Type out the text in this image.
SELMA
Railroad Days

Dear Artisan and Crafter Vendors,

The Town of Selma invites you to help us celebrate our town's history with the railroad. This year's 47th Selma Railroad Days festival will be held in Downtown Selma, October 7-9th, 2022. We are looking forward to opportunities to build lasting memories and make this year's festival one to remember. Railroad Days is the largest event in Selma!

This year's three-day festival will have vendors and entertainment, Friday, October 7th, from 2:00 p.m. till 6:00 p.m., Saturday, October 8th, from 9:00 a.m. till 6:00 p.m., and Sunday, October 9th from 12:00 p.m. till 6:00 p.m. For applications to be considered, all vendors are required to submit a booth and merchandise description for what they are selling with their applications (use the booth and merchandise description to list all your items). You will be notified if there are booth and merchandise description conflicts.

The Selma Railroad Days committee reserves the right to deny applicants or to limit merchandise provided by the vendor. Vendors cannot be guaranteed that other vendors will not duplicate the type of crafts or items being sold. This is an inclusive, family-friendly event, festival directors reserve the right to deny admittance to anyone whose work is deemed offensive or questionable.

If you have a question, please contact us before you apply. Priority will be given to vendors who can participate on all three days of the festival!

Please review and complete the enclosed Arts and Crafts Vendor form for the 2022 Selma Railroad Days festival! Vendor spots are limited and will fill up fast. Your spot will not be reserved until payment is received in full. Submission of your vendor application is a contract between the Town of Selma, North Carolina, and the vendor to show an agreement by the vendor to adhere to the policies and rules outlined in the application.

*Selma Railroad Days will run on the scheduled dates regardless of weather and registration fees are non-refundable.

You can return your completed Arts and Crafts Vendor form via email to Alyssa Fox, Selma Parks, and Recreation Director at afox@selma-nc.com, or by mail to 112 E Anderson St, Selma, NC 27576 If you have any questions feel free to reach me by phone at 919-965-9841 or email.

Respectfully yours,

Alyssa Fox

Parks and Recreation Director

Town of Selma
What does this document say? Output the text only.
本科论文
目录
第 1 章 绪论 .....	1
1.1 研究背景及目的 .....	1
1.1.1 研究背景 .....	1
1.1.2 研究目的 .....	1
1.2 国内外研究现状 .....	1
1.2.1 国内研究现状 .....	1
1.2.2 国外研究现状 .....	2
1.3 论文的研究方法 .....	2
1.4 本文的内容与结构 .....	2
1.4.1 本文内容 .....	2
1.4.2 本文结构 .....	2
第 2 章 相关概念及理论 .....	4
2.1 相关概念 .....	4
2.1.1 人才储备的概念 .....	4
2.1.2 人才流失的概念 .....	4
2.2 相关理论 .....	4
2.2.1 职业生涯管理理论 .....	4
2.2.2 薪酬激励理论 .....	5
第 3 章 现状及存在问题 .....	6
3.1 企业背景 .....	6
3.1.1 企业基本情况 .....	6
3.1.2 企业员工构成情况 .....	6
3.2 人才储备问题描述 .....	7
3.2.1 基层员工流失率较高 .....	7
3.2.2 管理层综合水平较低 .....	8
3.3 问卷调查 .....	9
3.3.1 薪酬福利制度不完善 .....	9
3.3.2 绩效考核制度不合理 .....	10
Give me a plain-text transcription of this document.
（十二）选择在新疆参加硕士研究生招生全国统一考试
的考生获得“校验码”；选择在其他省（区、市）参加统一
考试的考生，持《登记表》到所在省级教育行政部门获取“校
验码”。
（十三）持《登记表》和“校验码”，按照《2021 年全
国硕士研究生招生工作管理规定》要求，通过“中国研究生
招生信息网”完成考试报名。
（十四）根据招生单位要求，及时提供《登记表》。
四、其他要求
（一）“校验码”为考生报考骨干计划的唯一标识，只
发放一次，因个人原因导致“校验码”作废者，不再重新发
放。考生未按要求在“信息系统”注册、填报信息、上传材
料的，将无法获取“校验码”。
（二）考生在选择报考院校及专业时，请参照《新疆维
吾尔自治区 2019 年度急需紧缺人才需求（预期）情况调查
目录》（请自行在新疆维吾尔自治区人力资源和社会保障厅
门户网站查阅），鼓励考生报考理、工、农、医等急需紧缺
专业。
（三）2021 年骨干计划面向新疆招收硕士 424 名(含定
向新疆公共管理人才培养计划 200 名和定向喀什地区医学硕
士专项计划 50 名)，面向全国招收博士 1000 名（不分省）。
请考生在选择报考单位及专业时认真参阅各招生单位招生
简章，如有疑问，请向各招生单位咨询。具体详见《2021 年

• [Challenge]: Whenever "Alyssa" turns up in a line, pick that line out.

• [Problem solution]:
You can return your completed Arts and Crafts Vendor form via email to Alyssa Fox, Selma Parks, and Recreation Director at afox@selma-nc.com, or by mail to 112 E Anderson St, Selma, NC 27576 If you have any questions feel free to reach me by phone at 919-965-9841 or email.
Alyssa Fox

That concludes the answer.